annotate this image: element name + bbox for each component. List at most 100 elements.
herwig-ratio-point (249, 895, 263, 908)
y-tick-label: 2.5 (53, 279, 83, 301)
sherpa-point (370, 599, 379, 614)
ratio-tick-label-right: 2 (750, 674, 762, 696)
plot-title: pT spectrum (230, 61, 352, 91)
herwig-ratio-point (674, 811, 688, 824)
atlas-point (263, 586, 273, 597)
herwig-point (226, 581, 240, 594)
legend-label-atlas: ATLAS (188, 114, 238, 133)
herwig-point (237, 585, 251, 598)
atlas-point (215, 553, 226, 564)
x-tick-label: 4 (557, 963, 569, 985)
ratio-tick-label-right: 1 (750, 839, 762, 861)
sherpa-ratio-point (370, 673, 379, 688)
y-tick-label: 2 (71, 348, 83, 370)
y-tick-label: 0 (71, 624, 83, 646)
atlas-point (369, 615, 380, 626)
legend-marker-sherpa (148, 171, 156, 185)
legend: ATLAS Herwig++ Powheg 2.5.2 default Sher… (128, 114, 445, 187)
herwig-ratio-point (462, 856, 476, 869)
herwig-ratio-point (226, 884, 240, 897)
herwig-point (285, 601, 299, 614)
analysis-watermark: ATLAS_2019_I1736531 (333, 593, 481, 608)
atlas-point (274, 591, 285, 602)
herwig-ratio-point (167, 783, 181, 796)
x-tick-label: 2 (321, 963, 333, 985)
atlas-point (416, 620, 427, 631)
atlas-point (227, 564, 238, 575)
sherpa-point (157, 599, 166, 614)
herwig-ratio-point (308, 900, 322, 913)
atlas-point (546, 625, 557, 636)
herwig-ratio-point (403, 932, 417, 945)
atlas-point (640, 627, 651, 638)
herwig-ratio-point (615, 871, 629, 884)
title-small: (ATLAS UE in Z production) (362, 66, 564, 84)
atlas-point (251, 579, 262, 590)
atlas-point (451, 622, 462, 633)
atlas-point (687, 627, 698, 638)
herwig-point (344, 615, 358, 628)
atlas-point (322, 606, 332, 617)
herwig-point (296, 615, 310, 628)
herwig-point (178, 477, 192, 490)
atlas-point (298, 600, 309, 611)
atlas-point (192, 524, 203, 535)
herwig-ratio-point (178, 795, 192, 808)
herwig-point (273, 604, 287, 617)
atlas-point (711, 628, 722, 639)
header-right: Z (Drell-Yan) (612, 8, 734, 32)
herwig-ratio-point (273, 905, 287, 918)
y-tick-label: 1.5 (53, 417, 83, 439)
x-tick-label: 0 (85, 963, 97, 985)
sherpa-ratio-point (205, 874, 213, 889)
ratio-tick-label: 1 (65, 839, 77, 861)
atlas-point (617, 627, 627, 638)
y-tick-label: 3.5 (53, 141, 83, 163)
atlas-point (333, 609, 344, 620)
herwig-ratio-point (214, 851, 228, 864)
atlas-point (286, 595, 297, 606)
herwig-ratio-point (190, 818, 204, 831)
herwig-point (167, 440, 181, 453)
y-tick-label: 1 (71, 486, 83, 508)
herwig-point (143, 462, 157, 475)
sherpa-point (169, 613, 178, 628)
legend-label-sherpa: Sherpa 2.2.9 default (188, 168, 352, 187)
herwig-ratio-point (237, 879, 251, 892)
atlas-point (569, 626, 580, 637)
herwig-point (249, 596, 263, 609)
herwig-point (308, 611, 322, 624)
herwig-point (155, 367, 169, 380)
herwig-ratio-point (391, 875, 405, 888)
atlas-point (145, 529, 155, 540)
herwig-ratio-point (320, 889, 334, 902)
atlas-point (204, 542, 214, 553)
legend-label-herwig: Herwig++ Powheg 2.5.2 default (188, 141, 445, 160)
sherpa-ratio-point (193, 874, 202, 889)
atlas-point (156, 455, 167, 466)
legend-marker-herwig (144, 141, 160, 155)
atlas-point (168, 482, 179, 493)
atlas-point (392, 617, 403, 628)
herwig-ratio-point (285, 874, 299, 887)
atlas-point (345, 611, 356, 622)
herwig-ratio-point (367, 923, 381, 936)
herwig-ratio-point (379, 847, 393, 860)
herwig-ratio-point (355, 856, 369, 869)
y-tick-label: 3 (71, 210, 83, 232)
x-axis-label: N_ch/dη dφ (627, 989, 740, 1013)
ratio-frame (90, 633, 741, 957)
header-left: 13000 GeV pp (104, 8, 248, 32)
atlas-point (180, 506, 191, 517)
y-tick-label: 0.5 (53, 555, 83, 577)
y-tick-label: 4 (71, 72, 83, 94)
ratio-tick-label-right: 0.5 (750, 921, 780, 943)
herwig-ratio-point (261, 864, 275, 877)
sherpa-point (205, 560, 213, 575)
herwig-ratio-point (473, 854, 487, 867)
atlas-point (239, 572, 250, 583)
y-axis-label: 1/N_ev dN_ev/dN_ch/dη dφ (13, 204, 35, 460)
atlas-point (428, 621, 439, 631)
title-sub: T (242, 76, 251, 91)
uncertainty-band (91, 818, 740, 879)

····················

__PROBLEM__:
Retype all of the entries above word for word.

__RESPONSE TO THIS TASK__:
annotate this image: element name + bbox for each component. List at most 100 elements.
herwig-ratio-point (249, 895, 263, 908)
y-tick-label: 2.5 (53, 279, 83, 301)
sherpa-point (370, 599, 379, 614)
ratio-tick-label-right: 2 (750, 674, 762, 696)
plot-title: pT spectrum (230, 61, 352, 91)
herwig-ratio-point (674, 811, 688, 824)
atlas-point (263, 586, 273, 597)
herwig-point (226, 581, 240, 594)
legend-label-atlas: ATLAS (188, 114, 238, 133)
herwig-point (237, 585, 251, 598)
atlas-point (215, 553, 226, 564)
x-tick-label: 4 (557, 963, 569, 985)
ratio-tick-label-right: 1 (750, 839, 762, 861)
sherpa-ratio-point (370, 673, 379, 688)
y-tick-label: 2 (71, 348, 83, 370)
y-tick-label: 0 (71, 624, 83, 646)
atlas-point (369, 615, 380, 626)
legend-marker-sherpa (148, 171, 156, 185)
legend: ATLAS Herwig++ Powheg 2.5.2 default Sher… (128, 114, 445, 187)
herwig-ratio-point (462, 856, 476, 869)
herwig-ratio-point (226, 884, 240, 897)
herwig-point (285, 601, 299, 614)
analysis-watermark: ATLAS_2019_I1736531 (333, 593, 481, 608)
atlas-point (274, 591, 285, 602)
herwig-ratio-point (167, 783, 181, 796)
x-tick-label: 2 (321, 963, 333, 985)
atlas-point (416, 620, 427, 631)
atlas-point (227, 564, 238, 575)
sherpa-point (157, 599, 166, 614)
herwig-ratio-point (308, 900, 322, 913)
atlas-point (546, 625, 557, 636)
herwig-ratio-point (403, 932, 417, 945)
atlas-point (640, 627, 651, 638)
herwig-ratio-point (615, 871, 629, 884)
title-small: (ATLAS UE in Z production) (362, 66, 564, 84)
atlas-point (251, 579, 262, 590)
atlas-point (451, 622, 462, 633)
atlas-point (687, 627, 698, 638)
herwig-point (344, 615, 358, 628)
atlas-point (322, 606, 332, 617)
herwig-point (296, 615, 310, 628)
herwig-point (178, 477, 192, 490)
atlas-point (298, 600, 309, 611)
atlas-point (192, 524, 203, 535)
herwig-ratio-point (178, 795, 192, 808)
herwig-point (273, 604, 287, 617)
atlas-point (711, 628, 722, 639)
header-right: Z (Drell-Yan) (612, 8, 734, 32)
herwig-ratio-point (273, 905, 287, 918)
y-tick-label: 1.5 (53, 417, 83, 439)
x-tick-label: 0 (85, 963, 97, 985)
sherpa-ratio-point (205, 874, 213, 889)
ratio-tick-label: 1 (65, 839, 77, 861)
atlas-point (617, 627, 627, 638)
y-tick-label: 3.5 (53, 141, 83, 163)
atlas-point (333, 609, 344, 620)
herwig-ratio-point (214, 851, 228, 864)
atlas-point (286, 595, 297, 606)
herwig-ratio-point (190, 818, 204, 831)
herwig-point (167, 440, 181, 453)
y-tick-label: 1 (71, 486, 83, 508)
herwig-point (143, 462, 157, 475)
sherpa-point (169, 613, 178, 628)
legend-label-sherpa: Sherpa 2.2.9 default (188, 168, 352, 187)
herwig-ratio-point (237, 879, 251, 892)
atlas-point (569, 626, 580, 637)
herwig-point (249, 596, 263, 609)
herwig-point (308, 611, 322, 624)
herwig-point (155, 367, 169, 380)
herwig-ratio-point (391, 875, 405, 888)
atlas-point (145, 529, 155, 540)
herwig-ratio-point (320, 889, 334, 902)
atlas-point (204, 542, 214, 553)
legend-label-herwig: Herwig++ Powheg 2.5.2 default (188, 141, 445, 160)
sherpa-ratio-point (193, 874, 202, 889)
atlas-point (156, 455, 167, 466)
legend-marker-herwig (144, 141, 160, 155)
atlas-point (168, 482, 179, 493)
atlas-point (392, 617, 403, 628)
herwig-ratio-point (285, 874, 299, 887)
atlas-point (345, 611, 356, 622)
herwig-ratio-point (367, 923, 381, 936)
herwig-ratio-point (379, 847, 393, 860)
herwig-ratio-point (355, 856, 369, 869)
y-tick-label: 3 (71, 210, 83, 232)
x-axis-label: N_ch/dη dφ (627, 989, 740, 1013)
ratio-frame (90, 633, 741, 957)
header-left: 13000 GeV pp (104, 8, 248, 32)
atlas-point (180, 506, 191, 517)
y-tick-label: 0.5 (53, 555, 83, 577)
y-tick-label: 4 (71, 72, 83, 94)
ratio-tick-label-right: 0.5 (750, 921, 780, 943)
herwig-ratio-point (261, 864, 275, 877)
sherpa-point (205, 560, 213, 575)
herwig-ratio-point (473, 854, 487, 867)
atlas-point (239, 572, 250, 583)
y-axis-label: 1/N_ev dN_ev/dN_ch/dη dφ (13, 204, 35, 460)
atlas-point (428, 621, 439, 631)
title-sub: T (242, 76, 251, 91)
uncertainty-band (91, 818, 740, 879)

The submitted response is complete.